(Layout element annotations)
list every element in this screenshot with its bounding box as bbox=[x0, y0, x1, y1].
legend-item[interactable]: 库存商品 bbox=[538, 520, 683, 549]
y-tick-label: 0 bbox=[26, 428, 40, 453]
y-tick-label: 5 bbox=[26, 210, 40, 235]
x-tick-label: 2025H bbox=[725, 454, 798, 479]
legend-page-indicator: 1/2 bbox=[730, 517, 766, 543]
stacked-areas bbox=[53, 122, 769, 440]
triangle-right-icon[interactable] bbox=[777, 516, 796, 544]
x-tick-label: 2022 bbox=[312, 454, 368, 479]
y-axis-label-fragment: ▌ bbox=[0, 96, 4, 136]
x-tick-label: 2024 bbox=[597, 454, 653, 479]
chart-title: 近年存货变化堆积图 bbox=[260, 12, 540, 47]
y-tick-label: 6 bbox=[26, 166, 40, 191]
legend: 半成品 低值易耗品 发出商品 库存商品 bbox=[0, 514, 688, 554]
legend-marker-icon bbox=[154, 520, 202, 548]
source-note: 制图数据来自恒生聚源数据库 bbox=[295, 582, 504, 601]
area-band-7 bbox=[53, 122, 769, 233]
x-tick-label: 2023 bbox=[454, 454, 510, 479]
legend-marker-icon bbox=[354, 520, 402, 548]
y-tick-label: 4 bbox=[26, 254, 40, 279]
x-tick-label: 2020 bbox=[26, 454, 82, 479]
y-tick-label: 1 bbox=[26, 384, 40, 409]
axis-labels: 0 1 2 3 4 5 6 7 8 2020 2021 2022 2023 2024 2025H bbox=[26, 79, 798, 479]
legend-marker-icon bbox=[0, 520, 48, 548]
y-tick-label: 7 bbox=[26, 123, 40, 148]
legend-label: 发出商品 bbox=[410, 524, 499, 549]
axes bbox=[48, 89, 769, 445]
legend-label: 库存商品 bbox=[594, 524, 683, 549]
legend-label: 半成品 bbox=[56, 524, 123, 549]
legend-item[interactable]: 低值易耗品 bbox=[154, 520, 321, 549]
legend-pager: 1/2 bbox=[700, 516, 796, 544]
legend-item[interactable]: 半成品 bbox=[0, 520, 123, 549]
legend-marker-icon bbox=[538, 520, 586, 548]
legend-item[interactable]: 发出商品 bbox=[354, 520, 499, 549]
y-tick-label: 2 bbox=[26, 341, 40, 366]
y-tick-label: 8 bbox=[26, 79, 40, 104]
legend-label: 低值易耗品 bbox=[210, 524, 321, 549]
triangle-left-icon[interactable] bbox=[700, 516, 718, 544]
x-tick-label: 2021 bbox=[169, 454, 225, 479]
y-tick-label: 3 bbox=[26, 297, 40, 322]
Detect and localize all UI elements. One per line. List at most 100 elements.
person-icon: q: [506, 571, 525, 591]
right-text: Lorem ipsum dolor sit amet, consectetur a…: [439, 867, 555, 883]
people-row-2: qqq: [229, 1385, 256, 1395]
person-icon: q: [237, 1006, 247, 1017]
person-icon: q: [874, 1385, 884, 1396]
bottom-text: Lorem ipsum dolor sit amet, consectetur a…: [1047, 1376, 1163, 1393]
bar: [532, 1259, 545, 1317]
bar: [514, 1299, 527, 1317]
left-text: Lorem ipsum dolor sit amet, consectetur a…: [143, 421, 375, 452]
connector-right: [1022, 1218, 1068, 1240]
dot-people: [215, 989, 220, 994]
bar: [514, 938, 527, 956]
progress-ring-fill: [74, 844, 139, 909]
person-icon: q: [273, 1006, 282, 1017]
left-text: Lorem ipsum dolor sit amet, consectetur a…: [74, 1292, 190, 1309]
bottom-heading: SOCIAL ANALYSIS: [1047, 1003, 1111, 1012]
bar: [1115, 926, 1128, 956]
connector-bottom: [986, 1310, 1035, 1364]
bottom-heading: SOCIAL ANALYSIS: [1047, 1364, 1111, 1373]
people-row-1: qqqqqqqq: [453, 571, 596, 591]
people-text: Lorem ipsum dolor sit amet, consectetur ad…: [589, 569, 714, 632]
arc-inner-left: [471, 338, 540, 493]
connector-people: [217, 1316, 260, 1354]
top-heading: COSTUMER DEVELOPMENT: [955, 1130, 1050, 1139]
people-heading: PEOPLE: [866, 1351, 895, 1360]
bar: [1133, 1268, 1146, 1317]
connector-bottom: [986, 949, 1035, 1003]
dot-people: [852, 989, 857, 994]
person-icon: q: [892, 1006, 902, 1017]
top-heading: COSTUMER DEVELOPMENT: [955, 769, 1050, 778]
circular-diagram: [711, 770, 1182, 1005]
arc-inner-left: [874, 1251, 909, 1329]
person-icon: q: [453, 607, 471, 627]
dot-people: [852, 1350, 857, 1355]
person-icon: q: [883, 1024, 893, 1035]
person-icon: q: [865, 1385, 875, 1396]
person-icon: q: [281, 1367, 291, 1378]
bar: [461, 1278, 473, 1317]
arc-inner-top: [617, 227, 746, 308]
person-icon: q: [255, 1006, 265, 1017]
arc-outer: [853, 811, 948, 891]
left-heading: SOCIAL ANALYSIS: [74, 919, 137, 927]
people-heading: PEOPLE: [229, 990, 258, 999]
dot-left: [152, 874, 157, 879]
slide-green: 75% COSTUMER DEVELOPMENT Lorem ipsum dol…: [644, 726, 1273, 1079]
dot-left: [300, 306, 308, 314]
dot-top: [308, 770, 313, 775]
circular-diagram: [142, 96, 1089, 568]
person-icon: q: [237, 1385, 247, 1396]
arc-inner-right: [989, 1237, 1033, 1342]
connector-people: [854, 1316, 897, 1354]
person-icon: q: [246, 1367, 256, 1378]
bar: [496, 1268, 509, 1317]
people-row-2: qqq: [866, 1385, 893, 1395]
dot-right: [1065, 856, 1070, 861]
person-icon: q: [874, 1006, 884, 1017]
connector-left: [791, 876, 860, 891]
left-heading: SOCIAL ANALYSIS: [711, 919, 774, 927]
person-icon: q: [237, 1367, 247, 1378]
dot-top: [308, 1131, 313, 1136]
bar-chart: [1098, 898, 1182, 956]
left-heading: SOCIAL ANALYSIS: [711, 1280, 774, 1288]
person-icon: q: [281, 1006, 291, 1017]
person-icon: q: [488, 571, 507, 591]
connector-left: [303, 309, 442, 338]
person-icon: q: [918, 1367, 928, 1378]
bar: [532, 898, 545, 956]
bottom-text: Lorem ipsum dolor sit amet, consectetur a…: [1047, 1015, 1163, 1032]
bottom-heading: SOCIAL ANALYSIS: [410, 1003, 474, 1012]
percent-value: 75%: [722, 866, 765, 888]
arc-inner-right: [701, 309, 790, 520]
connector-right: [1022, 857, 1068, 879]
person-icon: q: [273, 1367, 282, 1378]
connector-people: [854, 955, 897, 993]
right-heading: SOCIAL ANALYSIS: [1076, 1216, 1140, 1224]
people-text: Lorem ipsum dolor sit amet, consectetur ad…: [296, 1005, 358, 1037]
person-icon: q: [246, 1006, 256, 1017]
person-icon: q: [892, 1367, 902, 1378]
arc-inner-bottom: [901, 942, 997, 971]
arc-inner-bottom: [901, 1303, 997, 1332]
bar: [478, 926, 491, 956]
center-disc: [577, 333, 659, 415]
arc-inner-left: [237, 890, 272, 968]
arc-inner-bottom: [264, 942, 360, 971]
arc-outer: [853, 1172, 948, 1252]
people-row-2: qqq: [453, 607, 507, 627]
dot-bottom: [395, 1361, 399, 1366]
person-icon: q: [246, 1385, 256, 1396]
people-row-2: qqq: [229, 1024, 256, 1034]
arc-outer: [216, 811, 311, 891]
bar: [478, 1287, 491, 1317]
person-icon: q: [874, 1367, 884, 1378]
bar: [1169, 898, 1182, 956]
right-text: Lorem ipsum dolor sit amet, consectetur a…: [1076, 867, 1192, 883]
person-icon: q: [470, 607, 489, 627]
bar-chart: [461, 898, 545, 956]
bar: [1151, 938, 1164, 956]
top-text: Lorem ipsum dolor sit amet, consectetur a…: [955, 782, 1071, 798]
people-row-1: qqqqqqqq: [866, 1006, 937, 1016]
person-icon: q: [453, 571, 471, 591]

• _Job_
Starting from the first line of the entries and stopping after the line containing "legend-label: 半成品 bbox=[56, 524, 123, 549]", convert that span into a numbered list, omitting any blank lines.

• _Finished task_
1. list every element in this screenshot with its bounding box as bbox=[x0, y0, x1, y1].
2. legend-item[interactable]: 库存商品 bbox=[538, 520, 683, 549]
3. y-tick-label: 0 bbox=[26, 428, 40, 453]
4. y-tick-label: 5 bbox=[26, 210, 40, 235]
5. x-tick-label: 2025H bbox=[725, 454, 798, 479]
6. legend-page-indicator: 1/2 bbox=[730, 517, 766, 543]
7. stacked-areas bbox=[53, 122, 769, 440]
8. triangle-right-icon[interactable] bbox=[777, 516, 796, 544]
9. x-tick-label: 2022 bbox=[312, 454, 368, 479]
10. y-axis-label-fragment: ▌ bbox=[0, 96, 4, 136]
11. x-tick-label: 2024 bbox=[597, 454, 653, 479]
12. chart-title: 近年存货变化堆积图 bbox=[260, 12, 540, 47]
13. y-tick-label: 6 bbox=[26, 166, 40, 191]
14. legend: 半成品 低值易耗品 发出商品 库存商品 bbox=[0, 514, 688, 554]
15. legend-marker-icon bbox=[154, 520, 202, 548]
16. source-note: 制图数据来自恒生聚源数据库 bbox=[295, 582, 504, 601]
17. area-band-7 bbox=[53, 122, 769, 233]
18. x-tick-label: 2023 bbox=[454, 454, 510, 479]
19. legend-marker-icon bbox=[354, 520, 402, 548]
20. y-tick-label: 4 bbox=[26, 254, 40, 279]
21. x-tick-label: 2020 bbox=[26, 454, 82, 479]
22. y-tick-label: 1 bbox=[26, 384, 40, 409]
23. axis-labels: 0 1 2 3 4 5 6 7 8 2020 2021 2022 2023 2024 2025H bbox=[26, 79, 798, 479]
24. legend-marker-icon bbox=[0, 520, 48, 548]
25. y-tick-label: 7 bbox=[26, 123, 40, 148]
26. legend-label: 发出商品 bbox=[410, 524, 499, 549]
27. axes bbox=[48, 89, 769, 445]
28. legend-label: 库存商品 bbox=[594, 524, 683, 549]
29. legend-label: 半成品 bbox=[56, 524, 123, 549]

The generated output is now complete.